Below are the records; copy each line in them that holds the word "xlabel".

════════

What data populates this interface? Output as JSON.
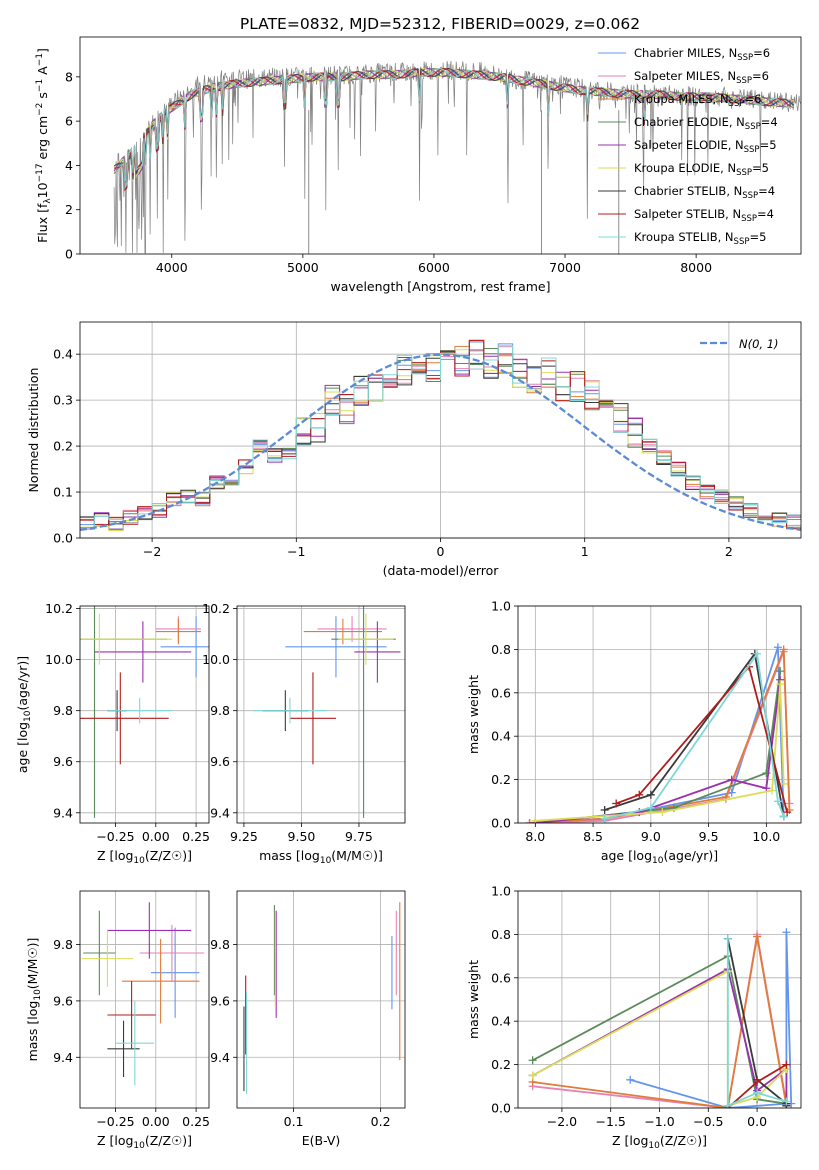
{
  "title": "PLATE=0832, MJD=52312, FIBERID=0029, z=0.062",
  "colors": {
    "data": "#808080",
    "Chabrier MILES": "#6495ed",
    "Salpeter MILES": "#e683b3",
    "Kroupa MILES": "#e07b39",
    "Chabrier ELODIE": "#5b8a5b",
    "Salpeter ELODIE": "#9b30b0",
    "Kroupa ELODIE": "#d8de57",
    "Chabrier STELIB": "#3a3a3a",
    "Salpeter STELIB": "#b01c1c",
    "Kroupa STELIB": "#7fd8d8",
    "normal": "#5b8bd6"
  },
  "legend_labels": [
    {
      "pre": "Chabrier MILES, N",
      "sub": "SSP",
      "post": "=6"
    },
    {
      "pre": "Salpeter MILES, N",
      "sub": "SSP",
      "post": "=6"
    },
    {
      "pre": "Kroupa MILES, N",
      "sub": "SSP",
      "post": "=6"
    },
    {
      "pre": "Chabrier ELODIE, N",
      "sub": "SSP",
      "post": "=4"
    },
    {
      "pre": "Salpeter ELODIE, N",
      "sub": "SSP",
      "post": "=5"
    },
    {
      "pre": "Kroupa ELODIE, N",
      "sub": "SSP",
      "post": "=5"
    },
    {
      "pre": "Chabrier STELIB, N",
      "sub": "SSP",
      "post": "=4"
    },
    {
      "pre": "Salpeter STELIB, N",
      "sub": "SSP",
      "post": "=4"
    },
    {
      "pre": "Kroupa STELIB, N",
      "sub": "SSP",
      "post": "=5"
    }
  ],
  "chart_data": [
    {
      "id": "spectrum",
      "type": "line",
      "xlabel": "wavelength [Angstrom, rest frame]",
      "ylabel": "Flux [fλ10⁻¹⁷ erg cm⁻² s⁻¹ A⁻¹]",
      "xlim": [
        3300,
        8800
      ],
      "ylim": [
        0,
        9.8
      ],
      "xticks": [
        4000,
        5000,
        6000,
        7000,
        8000
      ],
      "yticks": [
        0,
        2,
        4,
        6,
        8
      ],
      "legend": "right",
      "data_spectrum_envelope": {
        "x": [
          3560,
          3700,
          3850,
          4000,
          4200,
          4400,
          4600,
          4800,
          5000,
          5200,
          5400,
          5600,
          5800,
          6000,
          6200,
          6400,
          6600,
          6800,
          7000,
          7200,
          7400,
          7600,
          7800,
          8000,
          8200,
          8400,
          8600,
          8800
        ],
        "y": [
          4.0,
          4.5,
          5.8,
          6.8,
          7.6,
          7.9,
          7.9,
          8.0,
          8.0,
          8.1,
          8.1,
          8.2,
          8.2,
          8.3,
          8.3,
          8.2,
          7.9,
          7.8,
          7.6,
          7.4,
          7.3,
          7.2,
          7.2,
          7.1,
          7.1,
          7.0,
          6.9,
          6.8
        ]
      },
      "model_curve": {
        "x": [
          3560,
          3650,
          3750,
          3850,
          3950,
          4050,
          4150,
          4300,
          4500,
          4700,
          4900,
          5100,
          5300,
          5500,
          5700,
          5900,
          6100,
          6300,
          6500,
          6700,
          6900,
          7100,
          7300,
          7500,
          7700,
          7900,
          8100,
          8300,
          8500,
          8700
        ],
        "y": [
          3.8,
          4.3,
          5.0,
          5.8,
          6.4,
          6.8,
          7.2,
          7.5,
          7.7,
          7.8,
          7.9,
          8.0,
          8.0,
          8.1,
          8.1,
          8.2,
          8.2,
          8.1,
          8.0,
          7.8,
          7.6,
          7.4,
          7.3,
          7.2,
          7.2,
          7.1,
          7.1,
          7.0,
          6.9,
          6.8
        ]
      }
    },
    {
      "id": "residuals",
      "type": "area",
      "xlabel": "(data-model)/error",
      "ylabel": "Normed distribution",
      "xlim": [
        -2.5,
        2.5
      ],
      "ylim": [
        0,
        0.47
      ],
      "xticks": [
        -2,
        -1,
        0,
        1,
        2
      ],
      "yticks": [
        0.0,
        0.1,
        0.2,
        0.3,
        0.4
      ],
      "legend": "top-right",
      "normal_label": "N(0, 1)",
      "bin_edges_step": 0.1,
      "histogram_reference": [
        0.033,
        0.04,
        0.03,
        0.045,
        0.055,
        0.06,
        0.085,
        0.09,
        0.085,
        0.12,
        0.13,
        0.155,
        0.2,
        0.18,
        0.18,
        0.23,
        0.24,
        0.3,
        0.28,
        0.32,
        0.33,
        0.36,
        0.365,
        0.37,
        0.37,
        0.375,
        0.385,
        0.4,
        0.38,
        0.39,
        0.36,
        0.34,
        0.36,
        0.33,
        0.33,
        0.31,
        0.28,
        0.26,
        0.23,
        0.2,
        0.175,
        0.15,
        0.12,
        0.1,
        0.09,
        0.075,
        0.06,
        0.05,
        0.04,
        0.035
      ]
    },
    {
      "id": "age_vs_Z",
      "type": "scatter",
      "xlabel": "Z [log10(Z/Z☉)]",
      "ylabel": "age [log10(age/yr)]",
      "xlim": [
        -0.47,
        0.33
      ],
      "ylim": [
        9.36,
        10.21
      ],
      "xticks": [
        -0.25,
        0.0,
        0.25
      ],
      "yticks": [
        9.4,
        9.6,
        9.8,
        10.0,
        10.2
      ],
      "points": [
        {
          "model": "Chabrier MILES",
          "x": 0.25,
          "xerr": 0.22,
          "y": 10.05,
          "yerr": 0.12
        },
        {
          "model": "Salpeter MILES",
          "x": 0.14,
          "xerr": 0.14,
          "y": 10.12,
          "yerr": 0.05
        },
        {
          "model": "Kroupa MILES",
          "x": 0.14,
          "xerr": 0.14,
          "y": 10.11,
          "yerr": 0.05
        },
        {
          "model": "Chabrier ELODIE",
          "x": -0.38,
          "xerr": 0.45,
          "y": 10.08,
          "yerr": 0.7
        },
        {
          "model": "Salpeter ELODIE",
          "x": -0.08,
          "xerr": 0.3,
          "y": 10.03,
          "yerr": 0.12
        },
        {
          "model": "Kroupa ELODIE",
          "x": -0.35,
          "xerr": 0.45,
          "y": 10.08,
          "yerr": 0.1
        },
        {
          "model": "Chabrier STELIB",
          "x": -0.24,
          "xerr": 0.06,
          "y": 9.8,
          "yerr": 0.08
        },
        {
          "model": "Salpeter STELIB",
          "x": -0.22,
          "xerr": 0.3,
          "y": 9.77,
          "yerr": 0.18
        },
        {
          "model": "Kroupa STELIB",
          "x": -0.1,
          "xerr": 0.2,
          "y": 9.8,
          "yerr": 0.05
        }
      ]
    },
    {
      "id": "age_vs_mass",
      "type": "scatter",
      "xlabel": "mass [log10(M/M☉)]",
      "xlim": [
        9.22,
        9.95
      ],
      "ylim": [
        9.36,
        10.21
      ],
      "xticks": [
        9.25,
        9.5,
        9.75
      ],
      "yticks": [
        9.4,
        9.6,
        9.8,
        10.0,
        10.2
      ],
      "points": [
        {
          "model": "Chabrier MILES",
          "x": 9.65,
          "xerr": 0.22,
          "y": 10.05,
          "yerr": 0.12
        },
        {
          "model": "Salpeter MILES",
          "x": 9.72,
          "xerr": 0.15,
          "y": 10.12,
          "yerr": 0.05
        },
        {
          "model": "Kroupa MILES",
          "x": 9.68,
          "xerr": 0.17,
          "y": 10.11,
          "yerr": 0.05
        },
        {
          "model": "Chabrier ELODIE",
          "x": 9.77,
          "xerr": 0.14,
          "y": 10.08,
          "yerr": 0.7
        },
        {
          "model": "Salpeter ELODIE",
          "x": 9.83,
          "xerr": 0.1,
          "y": 10.03,
          "yerr": 0.12
        },
        {
          "model": "Kroupa ELODIE",
          "x": 9.78,
          "xerr": 0.12,
          "y": 10.08,
          "yerr": 0.1
        },
        {
          "model": "Chabrier STELIB",
          "x": 9.43,
          "xerr": 0.1,
          "y": 9.8,
          "yerr": 0.08
        },
        {
          "model": "Salpeter STELIB",
          "x": 9.55,
          "xerr": 0.1,
          "y": 9.77,
          "yerr": 0.18
        },
        {
          "model": "Kroupa STELIB",
          "x": 9.45,
          "xerr": 0.16,
          "y": 9.8,
          "yerr": 0.05
        }
      ]
    },
    {
      "id": "massweight_vs_age",
      "type": "line",
      "xlabel": "age [log10(age/yr)]",
      "ylabel": "mass weight",
      "xlim": [
        7.85,
        10.3
      ],
      "ylim": [
        0,
        1.0
      ],
      "xticks": [
        8.0,
        8.5,
        9.0,
        9.5,
        10.0
      ],
      "yticks": [
        0.0,
        0.2,
        0.4,
        0.6,
        0.8,
        1.0
      ],
      "series": [
        {
          "model": "Chabrier MILES",
          "x": [
            7.95,
            8.6,
            9.7,
            10.1,
            10.15
          ],
          "y": [
            0.0,
            0.02,
            0.14,
            0.81,
            0.03
          ]
        },
        {
          "model": "Salpeter MILES",
          "x": [
            7.95,
            8.6,
            9.65,
            10.15,
            10.2
          ],
          "y": [
            0.0,
            0.01,
            0.11,
            0.79,
            0.09
          ]
        },
        {
          "model": "Kroupa MILES",
          "x": [
            7.95,
            8.6,
            9.65,
            10.15,
            10.2
          ],
          "y": [
            0.0,
            0.02,
            0.12,
            0.8,
            0.06
          ]
        },
        {
          "model": "Chabrier ELODIE",
          "x": [
            8.0,
            9.2,
            10.0,
            10.12
          ],
          "y": [
            0.0,
            0.07,
            0.23,
            0.7
          ]
        },
        {
          "model": "Salpeter ELODIE",
          "x": [
            8.0,
            8.9,
            9.7,
            10.0,
            10.12
          ],
          "y": [
            0.0,
            0.05,
            0.2,
            0.16,
            0.66
          ]
        },
        {
          "model": "Kroupa ELODIE",
          "x": [
            8.0,
            9.1,
            10.05,
            10.12,
            10.15
          ],
          "y": [
            0.01,
            0.05,
            0.15,
            0.64,
            0.18
          ]
        },
        {
          "model": "Chabrier STELIB",
          "x": [
            8.6,
            9.0,
            9.9,
            10.15
          ],
          "y": [
            0.06,
            0.13,
            0.78,
            0.03
          ]
        },
        {
          "model": "Salpeter STELIB",
          "x": [
            8.7,
            8.9,
            9.85,
            10.18
          ],
          "y": [
            0.09,
            0.13,
            0.72,
            0.05
          ]
        },
        {
          "model": "Kroupa STELIB",
          "x": [
            8.6,
            9.0,
            9.92,
            10.1,
            10.15
          ],
          "y": [
            0.02,
            0.07,
            0.78,
            0.1,
            0.03
          ]
        }
      ]
    },
    {
      "id": "mass_vs_Z",
      "type": "scatter",
      "xlabel": "Z [log10(Z/Z☉)]",
      "ylabel": "mass [log10(M/M☉)]",
      "xlim": [
        -0.47,
        0.33
      ],
      "ylim": [
        9.22,
        9.99
      ],
      "xticks": [
        -0.25,
        0.0,
        0.25
      ],
      "yticks": [
        9.4,
        9.6,
        9.8
      ],
      "points": [
        {
          "model": "Chabrier MILES",
          "x": 0.12,
          "xerr": 0.15,
          "y": 9.7,
          "yerr": 0.16
        },
        {
          "model": "Salpeter MILES",
          "x": 0.1,
          "xerr": 0.2,
          "y": 9.77,
          "yerr": 0.1
        },
        {
          "model": "Kroupa MILES",
          "x": 0.03,
          "xerr": 0.24,
          "y": 9.67,
          "yerr": 0.15
        },
        {
          "model": "Chabrier ELODIE",
          "x": -0.35,
          "xerr": 0.1,
          "y": 9.77,
          "yerr": 0.15
        },
        {
          "model": "Salpeter ELODIE",
          "x": -0.04,
          "xerr": 0.26,
          "y": 9.85,
          "yerr": 0.1
        },
        {
          "model": "Kroupa ELODIE",
          "x": -0.3,
          "xerr": 0.16,
          "y": 9.75,
          "yerr": 0.1
        },
        {
          "model": "Chabrier STELIB",
          "x": -0.2,
          "xerr": 0.1,
          "y": 9.43,
          "yerr": 0.1
        },
        {
          "model": "Salpeter STELIB",
          "x": -0.15,
          "xerr": 0.15,
          "y": 9.55,
          "yerr": 0.12
        },
        {
          "model": "Kroupa STELIB",
          "x": -0.13,
          "xerr": 0.12,
          "y": 9.45,
          "yerr": 0.15
        }
      ]
    },
    {
      "id": "mass_vs_ebv",
      "type": "scatter",
      "xlabel": "E(B-V)",
      "xlim": [
        0.035,
        0.228
      ],
      "ylim": [
        9.22,
        9.99
      ],
      "xticks": [
        0.1,
        0.2
      ],
      "yticks": [
        9.4,
        9.6,
        9.8
      ],
      "points": [
        {
          "model": "Chabrier MILES",
          "x": 0.213,
          "y": 9.7,
          "yerr": 0.13
        },
        {
          "model": "Salpeter MILES",
          "x": 0.218,
          "y": 9.77,
          "yerr": 0.15
        },
        {
          "model": "Kroupa MILES",
          "x": 0.222,
          "y": 9.67,
          "yerr": 0.28
        },
        {
          "model": "Chabrier ELODIE",
          "x": 0.078,
          "y": 9.78,
          "yerr": 0.16
        },
        {
          "model": "Salpeter ELODIE",
          "x": 0.08,
          "y": 9.73,
          "yerr": 0.19
        },
        {
          "model": "Kroupa ELODIE",
          "x": 0.079,
          "y": 9.75,
          "yerr": 0.17
        },
        {
          "model": "Chabrier STELIB",
          "x": 0.043,
          "y": 9.43,
          "yerr": 0.15
        },
        {
          "model": "Salpeter STELIB",
          "x": 0.045,
          "y": 9.55,
          "yerr": 0.14
        },
        {
          "model": "Kroupa STELIB",
          "x": 0.046,
          "y": 9.45,
          "yerr": 0.18
        }
      ]
    },
    {
      "id": "massweight_vs_Z",
      "type": "line",
      "xlabel": "Z [log10(Z/Z☉)]",
      "ylabel": "mass weight",
      "xlim": [
        -2.45,
        0.45
      ],
      "ylim": [
        0,
        1.0
      ],
      "xticks": [
        -2.0,
        -1.5,
        -1.0,
        -0.5,
        0.0
      ],
      "yticks": [
        0.0,
        0.2,
        0.4,
        0.6,
        0.8,
        1.0
      ],
      "series": [
        {
          "model": "Chabrier MILES",
          "x": [
            -1.3,
            -0.3,
            0.3,
            0.3,
            0.35
          ],
          "y": [
            0.13,
            0.0,
            0.02,
            0.81,
            0.02
          ]
        },
        {
          "model": "Salpeter MILES",
          "x": [
            -2.3,
            -0.3,
            0.0,
            0.3
          ],
          "y": [
            0.1,
            0.0,
            0.8,
            0.02
          ]
        },
        {
          "model": "Kroupa MILES",
          "x": [
            -2.3,
            -0.3,
            0.0,
            0.3
          ],
          "y": [
            0.12,
            0.0,
            0.79,
            0.01
          ]
        },
        {
          "model": "Chabrier ELODIE",
          "x": [
            -2.3,
            -0.3,
            0.0,
            0.3
          ],
          "y": [
            0.22,
            0.7,
            0.04,
            0.02
          ]
        },
        {
          "model": "Salpeter ELODIE",
          "x": [
            -2.3,
            -0.3,
            0.0,
            0.3,
            0.3
          ],
          "y": [
            0.15,
            0.64,
            0.08,
            0.18,
            0.02
          ]
        },
        {
          "model": "Kroupa ELODIE",
          "x": [
            -2.3,
            -0.3,
            -0.3,
            0.0,
            0.3
          ],
          "y": [
            0.15,
            0.63,
            0.01,
            0.05,
            0.18
          ]
        },
        {
          "model": "Chabrier STELIB",
          "x": [
            -0.3,
            0.0,
            0.3,
            0.3
          ],
          "y": [
            0.78,
            0.13,
            0.02,
            0.01
          ]
        },
        {
          "model": "Salpeter STELIB",
          "x": [
            -0.3,
            0.0,
            0.3
          ],
          "y": [
            0.0,
            0.12,
            0.2
          ]
        },
        {
          "model": "Kroupa STELIB",
          "x": [
            -0.3,
            -0.3,
            0.0,
            0.3
          ],
          "y": [
            0.78,
            0.01,
            0.07,
            0.03
          ]
        }
      ]
    }
  ]
}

════════

#### [Final answer]
      "xlabel": "wavelength [Angstrom, rest frame]",
      "xlabel": "(data-model)/error",
      "xlabel": "Z [log10(Z/Z☉)]",
      "xlabel": "mass [log10(M/M☉)]",
      "xlabel": "age [log10(age/yr)]",
      "xlabel": "Z [log10(Z/Z☉)]",
      "xlabel": "E(B-V)",
      "xlabel": "Z [log10(Z/Z☉)]",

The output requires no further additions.